> [Requirements]: Without including any pictures, write out all the entries exactly.

> [Dataset content]:
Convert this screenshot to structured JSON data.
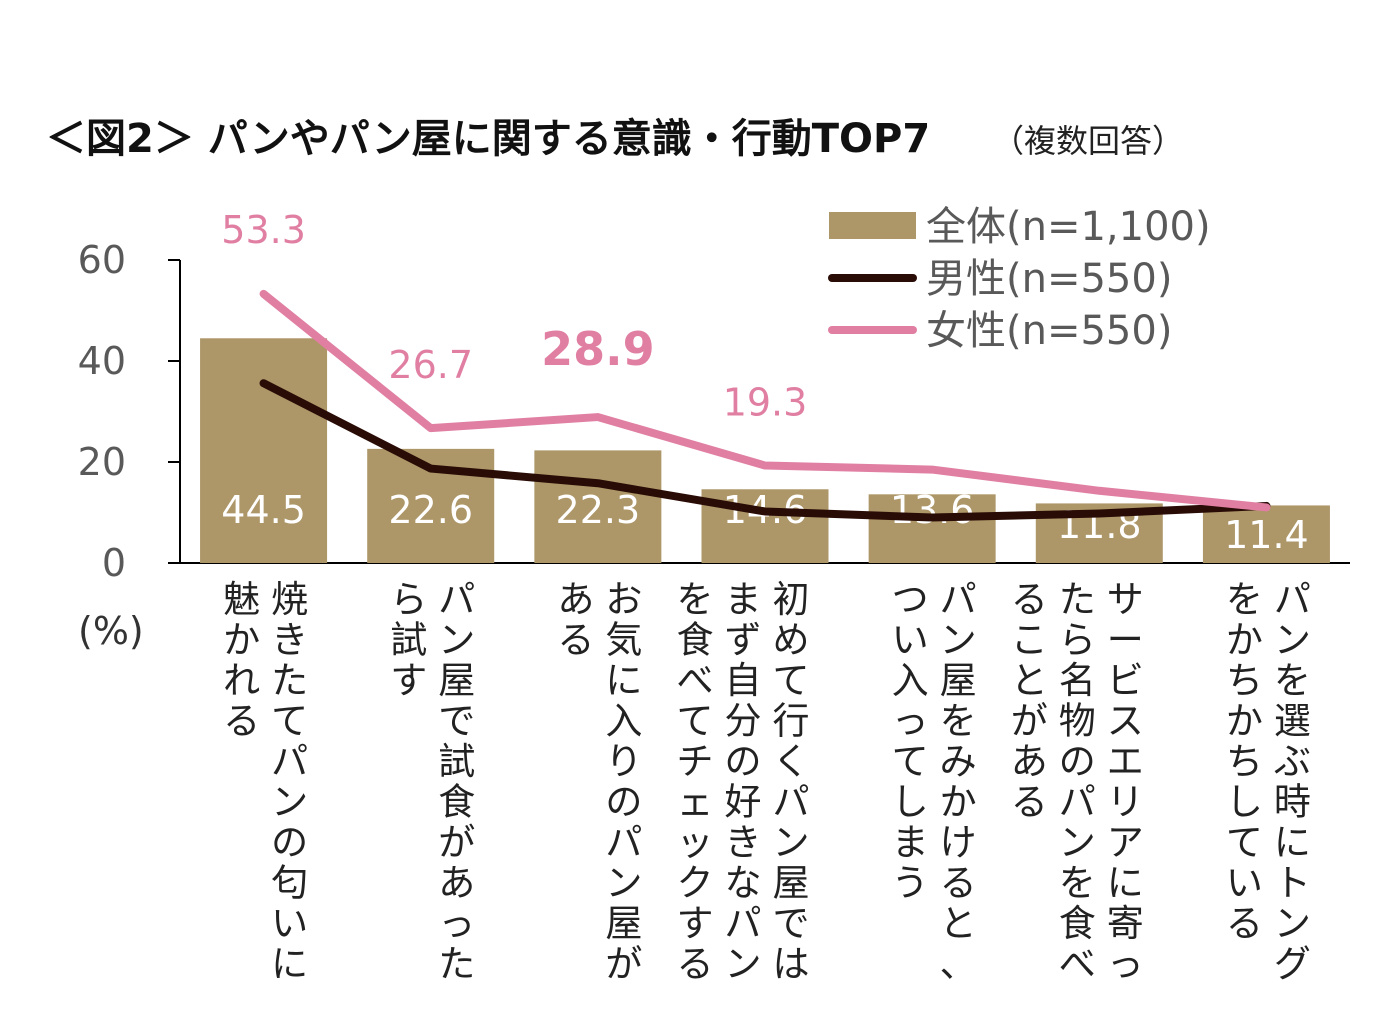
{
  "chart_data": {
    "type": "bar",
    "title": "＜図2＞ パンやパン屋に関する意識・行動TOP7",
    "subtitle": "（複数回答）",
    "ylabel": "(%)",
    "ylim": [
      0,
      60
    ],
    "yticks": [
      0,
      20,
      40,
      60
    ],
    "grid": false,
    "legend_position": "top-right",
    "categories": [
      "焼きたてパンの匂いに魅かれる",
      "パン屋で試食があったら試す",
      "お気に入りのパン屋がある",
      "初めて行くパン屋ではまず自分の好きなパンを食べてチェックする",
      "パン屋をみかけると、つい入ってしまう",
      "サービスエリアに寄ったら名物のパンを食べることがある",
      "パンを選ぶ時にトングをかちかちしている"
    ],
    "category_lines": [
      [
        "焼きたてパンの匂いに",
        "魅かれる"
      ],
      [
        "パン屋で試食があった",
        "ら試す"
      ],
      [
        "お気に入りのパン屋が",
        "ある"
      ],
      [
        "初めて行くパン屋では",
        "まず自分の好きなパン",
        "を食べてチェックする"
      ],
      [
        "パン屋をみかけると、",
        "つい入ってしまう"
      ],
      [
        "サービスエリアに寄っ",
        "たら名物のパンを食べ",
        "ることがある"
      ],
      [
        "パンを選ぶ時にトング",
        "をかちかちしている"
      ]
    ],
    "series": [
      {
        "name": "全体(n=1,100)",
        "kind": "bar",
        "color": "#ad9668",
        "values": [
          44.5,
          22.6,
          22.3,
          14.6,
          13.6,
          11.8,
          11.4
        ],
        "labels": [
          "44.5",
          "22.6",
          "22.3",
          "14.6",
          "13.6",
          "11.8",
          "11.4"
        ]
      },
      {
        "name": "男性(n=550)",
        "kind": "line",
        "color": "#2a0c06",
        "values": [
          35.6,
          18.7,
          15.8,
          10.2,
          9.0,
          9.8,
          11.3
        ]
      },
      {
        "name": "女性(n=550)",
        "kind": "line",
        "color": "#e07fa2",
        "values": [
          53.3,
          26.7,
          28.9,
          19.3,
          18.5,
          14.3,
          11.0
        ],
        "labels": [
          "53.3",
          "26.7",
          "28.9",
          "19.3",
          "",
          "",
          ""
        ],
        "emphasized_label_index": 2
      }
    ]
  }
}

> [Response to this exercise]:
Convert this screenshot to structured JSON data.
{
  "chart_data": {
    "type": "bar",
    "title": "＜図2＞ パンやパン屋に関する意識・行動TOP7",
    "subtitle": "（複数回答）",
    "ylabel": "(%)",
    "ylim": [
      0,
      60
    ],
    "yticks": [
      0,
      20,
      40,
      60
    ],
    "grid": false,
    "legend_position": "top-right",
    "categories": [
      "焼きたてパンの匂いに魅かれる",
      "パン屋で試食があったら試す",
      "お気に入りのパン屋がある",
      "初めて行くパン屋ではまず自分の好きなパンを食べてチェックする",
      "パン屋をみかけると、つい入ってしまう",
      "サービスエリアに寄ったら名物のパンを食べることがある",
      "パンを選ぶ時にトングをかちかちしている"
    ],
    "category_lines": [
      [
        "焼きたてパンの匂いに",
        "魅かれる"
      ],
      [
        "パン屋で試食があった",
        "ら試す"
      ],
      [
        "お気に入りのパン屋が",
        "ある"
      ],
      [
        "初めて行くパン屋では",
        "まず自分の好きなパン",
        "を食べてチェックする"
      ],
      [
        "パン屋をみかけると、",
        "つい入ってしまう"
      ],
      [
        "サービスエリアに寄っ",
        "たら名物のパンを食べ",
        "ることがある"
      ],
      [
        "パンを選ぶ時にトング",
        "をかちかちしている"
      ]
    ],
    "series": [
      {
        "name": "全体(n=1,100)",
        "kind": "bar",
        "color": "#ad9668",
        "values": [
          44.5,
          22.6,
          22.3,
          14.6,
          13.6,
          11.8,
          11.4
        ],
        "labels": [
          "44.5",
          "22.6",
          "22.3",
          "14.6",
          "13.6",
          "11.8",
          "11.4"
        ]
      },
      {
        "name": "男性(n=550)",
        "kind": "line",
        "color": "#2a0c06",
        "values": [
          35.6,
          18.7,
          15.8,
          10.2,
          9.0,
          9.8,
          11.3
        ]
      },
      {
        "name": "女性(n=550)",
        "kind": "line",
        "color": "#e07fa2",
        "values": [
          53.3,
          26.7,
          28.9,
          19.3,
          18.5,
          14.3,
          11.0
        ],
        "labels": [
          "53.3",
          "26.7",
          "28.9",
          "19.3",
          "",
          "",
          ""
        ],
        "emphasized_label_index": 2
      }
    ]
  }
}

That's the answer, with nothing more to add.